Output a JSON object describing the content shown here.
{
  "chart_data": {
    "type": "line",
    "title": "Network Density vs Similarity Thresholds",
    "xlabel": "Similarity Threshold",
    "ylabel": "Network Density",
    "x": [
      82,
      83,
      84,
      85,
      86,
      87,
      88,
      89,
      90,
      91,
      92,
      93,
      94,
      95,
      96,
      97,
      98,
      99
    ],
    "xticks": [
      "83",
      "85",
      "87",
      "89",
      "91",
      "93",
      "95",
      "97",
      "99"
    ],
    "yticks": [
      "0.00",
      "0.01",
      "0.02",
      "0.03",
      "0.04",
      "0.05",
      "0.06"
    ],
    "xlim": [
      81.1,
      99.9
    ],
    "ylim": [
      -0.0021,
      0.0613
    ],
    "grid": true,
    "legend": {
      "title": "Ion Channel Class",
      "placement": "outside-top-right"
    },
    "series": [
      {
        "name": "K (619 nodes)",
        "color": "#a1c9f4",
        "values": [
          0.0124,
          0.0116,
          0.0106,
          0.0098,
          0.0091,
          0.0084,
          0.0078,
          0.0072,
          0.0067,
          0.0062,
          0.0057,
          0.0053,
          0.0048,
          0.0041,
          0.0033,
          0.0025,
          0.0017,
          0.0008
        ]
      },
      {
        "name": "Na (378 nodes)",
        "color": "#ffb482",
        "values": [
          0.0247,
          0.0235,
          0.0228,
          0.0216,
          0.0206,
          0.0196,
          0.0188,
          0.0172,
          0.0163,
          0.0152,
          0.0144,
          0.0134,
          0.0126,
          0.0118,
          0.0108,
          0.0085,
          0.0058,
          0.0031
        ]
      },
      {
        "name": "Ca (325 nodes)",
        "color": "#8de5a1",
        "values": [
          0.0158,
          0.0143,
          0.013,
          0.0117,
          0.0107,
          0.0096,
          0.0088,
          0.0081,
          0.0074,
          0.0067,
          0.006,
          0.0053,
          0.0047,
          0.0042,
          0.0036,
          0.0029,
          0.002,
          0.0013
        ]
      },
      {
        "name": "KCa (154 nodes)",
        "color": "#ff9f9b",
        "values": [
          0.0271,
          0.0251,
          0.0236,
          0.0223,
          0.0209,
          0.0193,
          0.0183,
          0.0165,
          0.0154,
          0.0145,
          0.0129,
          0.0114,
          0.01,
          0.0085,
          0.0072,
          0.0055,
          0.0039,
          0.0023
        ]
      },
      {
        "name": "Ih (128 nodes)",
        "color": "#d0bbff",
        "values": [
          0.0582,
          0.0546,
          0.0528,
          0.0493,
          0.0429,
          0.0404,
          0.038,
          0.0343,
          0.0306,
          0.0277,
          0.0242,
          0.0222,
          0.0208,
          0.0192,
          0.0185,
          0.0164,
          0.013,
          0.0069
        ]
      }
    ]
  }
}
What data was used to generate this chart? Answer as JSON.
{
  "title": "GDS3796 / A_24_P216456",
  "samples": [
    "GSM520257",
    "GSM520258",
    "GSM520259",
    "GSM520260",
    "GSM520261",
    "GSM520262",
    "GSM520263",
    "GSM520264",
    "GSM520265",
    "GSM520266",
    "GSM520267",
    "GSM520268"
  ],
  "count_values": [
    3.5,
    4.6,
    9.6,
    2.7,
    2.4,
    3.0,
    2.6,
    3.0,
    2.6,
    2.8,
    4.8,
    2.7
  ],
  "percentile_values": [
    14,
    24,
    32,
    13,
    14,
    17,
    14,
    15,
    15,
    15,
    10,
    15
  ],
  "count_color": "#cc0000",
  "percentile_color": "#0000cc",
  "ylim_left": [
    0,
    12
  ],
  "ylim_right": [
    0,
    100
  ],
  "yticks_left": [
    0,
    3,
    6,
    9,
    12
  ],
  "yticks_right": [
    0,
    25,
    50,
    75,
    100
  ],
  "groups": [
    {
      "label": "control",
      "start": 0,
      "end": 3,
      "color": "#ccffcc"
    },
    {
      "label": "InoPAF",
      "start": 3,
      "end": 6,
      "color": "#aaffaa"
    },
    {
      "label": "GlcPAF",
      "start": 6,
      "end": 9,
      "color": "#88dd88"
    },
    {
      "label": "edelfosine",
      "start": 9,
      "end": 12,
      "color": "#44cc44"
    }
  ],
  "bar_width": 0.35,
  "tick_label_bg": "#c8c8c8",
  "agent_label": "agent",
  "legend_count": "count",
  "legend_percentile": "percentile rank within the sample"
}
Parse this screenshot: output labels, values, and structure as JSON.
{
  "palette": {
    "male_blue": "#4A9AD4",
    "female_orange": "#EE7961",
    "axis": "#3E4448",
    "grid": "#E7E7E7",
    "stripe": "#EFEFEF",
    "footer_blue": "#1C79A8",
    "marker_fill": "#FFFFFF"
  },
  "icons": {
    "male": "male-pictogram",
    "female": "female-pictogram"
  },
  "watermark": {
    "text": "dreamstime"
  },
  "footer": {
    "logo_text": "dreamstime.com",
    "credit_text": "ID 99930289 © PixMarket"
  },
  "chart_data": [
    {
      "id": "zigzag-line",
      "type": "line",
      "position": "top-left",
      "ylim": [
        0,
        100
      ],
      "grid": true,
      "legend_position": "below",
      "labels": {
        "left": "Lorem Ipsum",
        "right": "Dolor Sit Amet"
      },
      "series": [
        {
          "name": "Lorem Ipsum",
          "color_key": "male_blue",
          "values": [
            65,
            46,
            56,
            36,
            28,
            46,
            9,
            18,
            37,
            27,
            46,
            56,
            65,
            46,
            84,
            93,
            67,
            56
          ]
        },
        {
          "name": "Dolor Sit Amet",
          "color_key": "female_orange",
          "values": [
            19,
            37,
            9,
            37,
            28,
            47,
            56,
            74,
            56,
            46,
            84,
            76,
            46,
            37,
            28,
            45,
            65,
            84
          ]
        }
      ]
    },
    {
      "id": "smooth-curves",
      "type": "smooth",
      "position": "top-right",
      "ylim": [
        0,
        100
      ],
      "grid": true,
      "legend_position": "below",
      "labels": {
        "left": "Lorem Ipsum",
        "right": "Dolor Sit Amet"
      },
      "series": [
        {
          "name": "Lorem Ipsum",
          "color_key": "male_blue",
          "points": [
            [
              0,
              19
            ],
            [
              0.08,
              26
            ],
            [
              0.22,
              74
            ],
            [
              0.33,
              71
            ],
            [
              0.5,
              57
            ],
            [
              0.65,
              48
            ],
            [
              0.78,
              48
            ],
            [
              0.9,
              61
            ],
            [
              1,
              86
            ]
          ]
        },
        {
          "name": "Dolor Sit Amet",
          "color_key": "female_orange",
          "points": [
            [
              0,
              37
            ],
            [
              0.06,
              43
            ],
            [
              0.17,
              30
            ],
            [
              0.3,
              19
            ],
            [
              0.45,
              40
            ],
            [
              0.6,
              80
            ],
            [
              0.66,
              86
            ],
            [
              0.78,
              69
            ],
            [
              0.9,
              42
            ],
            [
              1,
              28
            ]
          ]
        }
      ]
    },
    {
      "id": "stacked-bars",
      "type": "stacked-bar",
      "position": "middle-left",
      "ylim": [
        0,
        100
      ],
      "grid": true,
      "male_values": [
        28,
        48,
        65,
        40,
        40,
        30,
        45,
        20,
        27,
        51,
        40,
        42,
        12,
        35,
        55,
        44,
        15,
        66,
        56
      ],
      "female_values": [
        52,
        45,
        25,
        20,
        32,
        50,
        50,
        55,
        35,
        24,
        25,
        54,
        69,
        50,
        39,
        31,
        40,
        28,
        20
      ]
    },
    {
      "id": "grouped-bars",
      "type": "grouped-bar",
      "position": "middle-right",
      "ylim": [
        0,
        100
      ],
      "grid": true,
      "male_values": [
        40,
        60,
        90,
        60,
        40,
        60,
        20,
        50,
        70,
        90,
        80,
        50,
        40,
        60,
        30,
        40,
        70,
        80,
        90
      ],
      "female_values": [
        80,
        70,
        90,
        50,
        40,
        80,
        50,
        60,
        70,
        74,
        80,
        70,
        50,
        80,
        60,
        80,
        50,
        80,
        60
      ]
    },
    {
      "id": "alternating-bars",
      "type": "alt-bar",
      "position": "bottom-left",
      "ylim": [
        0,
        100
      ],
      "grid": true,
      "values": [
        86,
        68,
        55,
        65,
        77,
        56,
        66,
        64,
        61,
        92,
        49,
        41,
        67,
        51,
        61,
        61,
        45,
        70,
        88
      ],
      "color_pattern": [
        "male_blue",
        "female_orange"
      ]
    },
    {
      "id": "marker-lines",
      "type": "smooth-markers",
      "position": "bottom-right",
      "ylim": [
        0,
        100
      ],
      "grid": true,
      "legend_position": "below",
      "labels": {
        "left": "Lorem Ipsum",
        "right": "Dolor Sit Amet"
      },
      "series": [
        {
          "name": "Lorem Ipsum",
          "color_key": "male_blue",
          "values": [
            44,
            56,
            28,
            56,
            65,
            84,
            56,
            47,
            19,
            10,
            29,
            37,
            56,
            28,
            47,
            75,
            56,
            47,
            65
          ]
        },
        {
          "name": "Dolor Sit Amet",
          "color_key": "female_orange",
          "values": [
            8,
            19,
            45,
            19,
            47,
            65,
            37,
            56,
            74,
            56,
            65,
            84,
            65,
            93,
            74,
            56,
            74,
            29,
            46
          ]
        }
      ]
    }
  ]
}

# # # #

- Task directions -
Pull every line containing the word "dreamstime" out of the material and copy it.

- Correct result -
    "text": "dreamstime"
    "logo_text": "dreamstime.com",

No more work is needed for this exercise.